Exercices →
A – Traduisez en anglais la phrase suivante du texte sélectionné : « La contestation citoyenne bat encore son plein dans la MRC de Nicolet-Yamaska : une autre pétition majoritaire remet en question l’acceptabilité sociale du projet. »
B – Indiquez si chacun des énoncés suivants concorde avec le texte sélectionné, par oui ou par non, en citant les mots décisifs du texte. (i) La contestation citoyenne a pris fin dans la MRC de Nicolet-Yamaska. (ii) La pétition évoquée est la première à remettre en question le projet. (iii) La photo est créditée à Eric Beaupré.
C – Réécrivez plus brièvement le paragraphe du texte sélectionné qui commence par « La contestation citoyenne bat encore son plein », en conservant ses faits principaux.

Texte sélectionné →
____
Éoliennes au Centre-du-Québec : le courant ne passe pas partout

Éoliennes au Centre-du-Québec : le courant ne passe pas partout
La contestation citoyenne bat encore son plein dans la MRC de Nicolet- Yamaska : une autre pétition majoritaire remet en question l’acceptabilité sociale du projet.

Nicolet / Yamaska

La contestation citoyenne bat encore son plein dans la MRC de Nicolet-Yamaska : une autre pétition majoritaire remet en question l’acceptabilité sociale du projet.

Éoliennes @ Crédit photo Eric Beaupré / Vingt55 Tous droits réservés.
____
Contenu des données →
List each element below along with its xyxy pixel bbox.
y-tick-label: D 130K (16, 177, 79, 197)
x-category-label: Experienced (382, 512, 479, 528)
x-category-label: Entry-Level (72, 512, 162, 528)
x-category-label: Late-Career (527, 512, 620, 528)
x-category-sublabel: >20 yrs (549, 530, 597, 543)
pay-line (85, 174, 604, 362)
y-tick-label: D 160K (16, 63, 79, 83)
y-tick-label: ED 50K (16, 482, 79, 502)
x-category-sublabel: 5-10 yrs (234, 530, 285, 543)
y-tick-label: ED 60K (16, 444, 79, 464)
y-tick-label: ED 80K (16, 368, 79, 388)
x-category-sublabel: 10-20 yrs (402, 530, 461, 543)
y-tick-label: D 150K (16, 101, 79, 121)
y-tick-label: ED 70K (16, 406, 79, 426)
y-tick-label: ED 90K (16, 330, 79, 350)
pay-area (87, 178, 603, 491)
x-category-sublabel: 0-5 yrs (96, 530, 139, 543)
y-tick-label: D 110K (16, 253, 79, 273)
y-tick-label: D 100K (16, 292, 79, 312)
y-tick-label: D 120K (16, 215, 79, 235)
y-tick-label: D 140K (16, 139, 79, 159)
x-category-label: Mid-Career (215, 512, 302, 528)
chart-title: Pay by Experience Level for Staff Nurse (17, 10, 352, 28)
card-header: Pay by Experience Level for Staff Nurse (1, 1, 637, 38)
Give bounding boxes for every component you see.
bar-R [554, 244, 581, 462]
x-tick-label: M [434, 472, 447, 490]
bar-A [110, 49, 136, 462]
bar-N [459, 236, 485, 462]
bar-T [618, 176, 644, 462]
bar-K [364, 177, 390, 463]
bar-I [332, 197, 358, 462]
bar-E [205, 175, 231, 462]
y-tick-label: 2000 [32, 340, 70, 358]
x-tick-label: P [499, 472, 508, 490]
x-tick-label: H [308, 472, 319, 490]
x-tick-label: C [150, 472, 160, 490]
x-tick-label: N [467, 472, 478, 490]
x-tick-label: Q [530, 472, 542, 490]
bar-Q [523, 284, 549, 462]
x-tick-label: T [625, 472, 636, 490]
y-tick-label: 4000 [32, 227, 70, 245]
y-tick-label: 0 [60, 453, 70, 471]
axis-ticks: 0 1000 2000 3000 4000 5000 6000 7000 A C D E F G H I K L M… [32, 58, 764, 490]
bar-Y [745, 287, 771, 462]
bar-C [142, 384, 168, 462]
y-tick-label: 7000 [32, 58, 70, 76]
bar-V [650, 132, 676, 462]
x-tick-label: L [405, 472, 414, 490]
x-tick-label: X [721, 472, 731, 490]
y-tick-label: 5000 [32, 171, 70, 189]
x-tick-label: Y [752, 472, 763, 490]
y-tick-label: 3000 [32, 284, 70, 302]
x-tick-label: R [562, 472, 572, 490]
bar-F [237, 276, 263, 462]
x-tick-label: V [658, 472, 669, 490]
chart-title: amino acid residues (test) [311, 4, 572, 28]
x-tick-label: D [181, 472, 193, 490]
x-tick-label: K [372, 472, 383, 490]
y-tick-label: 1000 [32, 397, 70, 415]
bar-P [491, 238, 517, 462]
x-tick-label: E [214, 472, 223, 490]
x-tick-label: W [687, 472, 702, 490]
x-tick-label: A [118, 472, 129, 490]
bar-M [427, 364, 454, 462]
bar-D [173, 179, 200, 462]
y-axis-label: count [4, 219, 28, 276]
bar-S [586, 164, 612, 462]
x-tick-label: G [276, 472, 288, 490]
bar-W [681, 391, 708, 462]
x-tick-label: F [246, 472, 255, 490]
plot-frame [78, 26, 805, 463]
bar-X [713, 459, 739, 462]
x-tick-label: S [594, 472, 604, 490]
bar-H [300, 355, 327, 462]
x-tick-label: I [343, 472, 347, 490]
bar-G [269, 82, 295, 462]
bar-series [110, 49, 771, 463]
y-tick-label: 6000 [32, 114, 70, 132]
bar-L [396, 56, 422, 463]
____
Réponses aux exercices →
A – Citizen opposition is still in full swing in the Nicolet-Yamaska RCM: another majority petition calls into question the social acceptability of the project.

B –
(i) Non : « bat encore son plein ».
(ii) Non : « une autre pétition majoritaire ».
(iii) Oui : « Crédit photo Eric Beaupré ».

C – Dans la MRC de Nicolet-Yamaska, la contestation citoyenne persiste : une nouvelle pétition majoritaire conteste l’acceptabilité sociale du projet.